■ **Problem statement**: Reproduce only this part of the listing: the line with "Extract the structured", plus every line after it through the last.

Dataset entries on figures
******************************

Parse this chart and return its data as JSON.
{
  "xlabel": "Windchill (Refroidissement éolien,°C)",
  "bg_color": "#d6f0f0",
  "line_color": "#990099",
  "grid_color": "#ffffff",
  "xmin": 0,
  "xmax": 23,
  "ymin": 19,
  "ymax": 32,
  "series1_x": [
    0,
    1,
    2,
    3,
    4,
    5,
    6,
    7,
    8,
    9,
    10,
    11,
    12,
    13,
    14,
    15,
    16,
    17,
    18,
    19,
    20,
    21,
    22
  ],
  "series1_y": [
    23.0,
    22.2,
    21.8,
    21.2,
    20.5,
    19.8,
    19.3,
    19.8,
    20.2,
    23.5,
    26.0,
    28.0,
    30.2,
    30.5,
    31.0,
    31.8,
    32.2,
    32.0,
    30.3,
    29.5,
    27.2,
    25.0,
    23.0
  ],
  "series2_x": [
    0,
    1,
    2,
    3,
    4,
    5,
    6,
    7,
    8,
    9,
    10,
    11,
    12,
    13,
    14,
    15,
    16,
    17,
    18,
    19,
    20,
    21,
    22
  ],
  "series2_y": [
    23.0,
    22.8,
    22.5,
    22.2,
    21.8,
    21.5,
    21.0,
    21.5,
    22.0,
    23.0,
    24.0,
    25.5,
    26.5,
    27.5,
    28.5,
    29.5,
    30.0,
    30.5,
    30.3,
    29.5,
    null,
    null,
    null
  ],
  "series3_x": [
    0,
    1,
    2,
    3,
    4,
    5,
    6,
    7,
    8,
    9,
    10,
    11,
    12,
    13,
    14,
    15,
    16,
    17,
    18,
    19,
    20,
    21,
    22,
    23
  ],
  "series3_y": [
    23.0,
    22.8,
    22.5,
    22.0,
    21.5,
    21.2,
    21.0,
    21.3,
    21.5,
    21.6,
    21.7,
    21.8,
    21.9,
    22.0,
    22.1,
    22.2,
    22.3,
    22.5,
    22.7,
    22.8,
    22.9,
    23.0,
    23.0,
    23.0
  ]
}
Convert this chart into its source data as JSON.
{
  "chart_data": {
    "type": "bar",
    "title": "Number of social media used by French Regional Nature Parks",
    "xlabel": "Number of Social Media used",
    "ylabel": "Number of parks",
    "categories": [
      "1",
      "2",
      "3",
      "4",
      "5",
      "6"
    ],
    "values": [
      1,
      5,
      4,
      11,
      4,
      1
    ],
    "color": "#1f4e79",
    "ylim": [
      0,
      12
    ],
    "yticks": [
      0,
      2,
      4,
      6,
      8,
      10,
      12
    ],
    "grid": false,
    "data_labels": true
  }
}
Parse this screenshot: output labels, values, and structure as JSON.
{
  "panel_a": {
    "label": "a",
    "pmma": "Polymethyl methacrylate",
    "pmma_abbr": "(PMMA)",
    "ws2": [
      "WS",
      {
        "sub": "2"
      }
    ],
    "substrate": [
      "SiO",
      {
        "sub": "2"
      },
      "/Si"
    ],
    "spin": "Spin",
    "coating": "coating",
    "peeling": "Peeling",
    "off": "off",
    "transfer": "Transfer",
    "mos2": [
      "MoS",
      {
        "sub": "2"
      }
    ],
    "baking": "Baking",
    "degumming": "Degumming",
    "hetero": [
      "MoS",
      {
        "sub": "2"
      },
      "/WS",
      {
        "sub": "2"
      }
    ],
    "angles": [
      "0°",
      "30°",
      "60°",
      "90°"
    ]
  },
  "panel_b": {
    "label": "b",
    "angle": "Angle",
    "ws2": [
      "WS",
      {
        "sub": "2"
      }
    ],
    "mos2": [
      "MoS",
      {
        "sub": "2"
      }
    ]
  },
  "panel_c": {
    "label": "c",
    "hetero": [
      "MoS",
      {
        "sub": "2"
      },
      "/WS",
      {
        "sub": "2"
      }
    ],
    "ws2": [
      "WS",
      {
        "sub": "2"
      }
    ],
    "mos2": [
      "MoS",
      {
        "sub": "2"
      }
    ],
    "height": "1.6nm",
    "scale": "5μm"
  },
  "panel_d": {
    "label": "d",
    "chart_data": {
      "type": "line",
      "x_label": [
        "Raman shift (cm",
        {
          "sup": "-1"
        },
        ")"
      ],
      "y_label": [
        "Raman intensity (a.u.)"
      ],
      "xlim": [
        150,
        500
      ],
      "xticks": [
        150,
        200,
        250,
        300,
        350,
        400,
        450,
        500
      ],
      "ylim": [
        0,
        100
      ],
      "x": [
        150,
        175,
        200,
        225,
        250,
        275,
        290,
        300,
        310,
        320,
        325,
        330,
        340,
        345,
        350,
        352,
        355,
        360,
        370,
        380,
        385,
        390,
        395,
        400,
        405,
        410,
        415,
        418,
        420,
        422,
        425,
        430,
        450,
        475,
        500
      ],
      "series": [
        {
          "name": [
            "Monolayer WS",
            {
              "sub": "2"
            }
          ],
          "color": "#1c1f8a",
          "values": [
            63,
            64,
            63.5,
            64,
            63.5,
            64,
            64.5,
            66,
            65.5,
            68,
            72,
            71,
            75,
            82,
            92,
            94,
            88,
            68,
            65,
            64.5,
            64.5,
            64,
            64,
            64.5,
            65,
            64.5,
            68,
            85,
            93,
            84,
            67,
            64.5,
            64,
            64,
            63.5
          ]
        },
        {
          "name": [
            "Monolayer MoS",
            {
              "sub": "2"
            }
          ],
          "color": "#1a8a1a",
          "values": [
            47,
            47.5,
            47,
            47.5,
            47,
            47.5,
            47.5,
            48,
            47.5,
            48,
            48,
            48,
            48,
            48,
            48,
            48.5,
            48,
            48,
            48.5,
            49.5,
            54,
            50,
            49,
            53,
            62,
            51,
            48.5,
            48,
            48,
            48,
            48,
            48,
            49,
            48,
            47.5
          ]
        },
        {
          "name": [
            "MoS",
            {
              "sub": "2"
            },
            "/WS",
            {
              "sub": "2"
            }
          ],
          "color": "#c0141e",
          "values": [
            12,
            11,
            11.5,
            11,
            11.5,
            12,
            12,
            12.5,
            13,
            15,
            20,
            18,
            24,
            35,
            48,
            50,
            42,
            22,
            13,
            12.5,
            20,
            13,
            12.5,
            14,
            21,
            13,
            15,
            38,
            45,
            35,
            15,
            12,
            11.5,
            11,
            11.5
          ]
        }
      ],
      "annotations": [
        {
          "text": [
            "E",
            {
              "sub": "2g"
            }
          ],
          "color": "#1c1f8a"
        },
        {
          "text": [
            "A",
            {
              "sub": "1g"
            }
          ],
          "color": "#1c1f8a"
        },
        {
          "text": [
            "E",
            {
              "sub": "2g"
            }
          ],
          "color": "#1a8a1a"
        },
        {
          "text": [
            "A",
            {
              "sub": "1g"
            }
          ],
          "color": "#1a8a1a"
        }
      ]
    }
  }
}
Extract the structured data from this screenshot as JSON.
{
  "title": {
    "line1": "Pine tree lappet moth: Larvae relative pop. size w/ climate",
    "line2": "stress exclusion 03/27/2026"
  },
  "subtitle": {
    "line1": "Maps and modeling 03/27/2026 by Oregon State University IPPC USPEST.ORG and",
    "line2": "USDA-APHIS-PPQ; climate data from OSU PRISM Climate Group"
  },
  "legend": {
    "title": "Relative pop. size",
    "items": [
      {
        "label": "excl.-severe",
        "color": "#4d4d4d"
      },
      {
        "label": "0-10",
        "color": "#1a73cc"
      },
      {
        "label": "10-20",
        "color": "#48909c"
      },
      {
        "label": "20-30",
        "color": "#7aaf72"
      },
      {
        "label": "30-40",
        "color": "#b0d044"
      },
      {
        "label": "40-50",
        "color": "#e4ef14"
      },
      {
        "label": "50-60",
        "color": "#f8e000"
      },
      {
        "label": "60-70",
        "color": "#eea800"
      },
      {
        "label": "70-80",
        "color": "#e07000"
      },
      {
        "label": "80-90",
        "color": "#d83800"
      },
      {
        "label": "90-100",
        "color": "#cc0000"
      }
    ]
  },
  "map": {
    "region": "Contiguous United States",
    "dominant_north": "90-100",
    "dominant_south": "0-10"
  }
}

******************************

■ **Exercise answer**:
Extract the structured data from this screenshot as JSON.
{
  "title": {
    "line1": "Pine tree lappet moth: Larvae relative pop. size w/ climate",
    "line2": "stress exclusion 03/27/2026"
  },
  "subtitle": {
    "line1": "Maps and modeling 03/27/2026 by Oregon State University IPPC USPEST.ORG and",
    "line2": "USDA-APHIS-PPQ; climate data from OSU PRISM Climate Group"
  },
  "legend": {
    "title": "Relative pop. size",
    "items": [
      {
        "label": "excl.-severe",
        "color": "#4d4d4d"
      },
      {
        "label": "0-10",
        "color": "#1a73cc"
      },
      {
        "label": "10-20",
        "color": "#48909c"
      },
      {
        "label": "20-30",
        "color": "#7aaf72"
      },
      {
        "label": "30-40",
        "color": "#b0d044"
      },
      {
        "label": "40-50",
        "color": "#e4ef14"
      },
      {
        "label": "50-60",
        "color": "#f8e000"
      },
      {
        "label": "60-70",
        "color": "#eea800"
      },
      {
        "label": "70-80",
        "color": "#e07000"
      },
      {
        "label": "80-90",
        "color": "#d83800"
      },
      {
        "label": "90-100",
        "color": "#cc0000"
      }
    ]
  },
  "map": {
    "region": "Contiguous United States",
    "dominant_north": "90-100",
    "dominant_south": "0-10"
  }
}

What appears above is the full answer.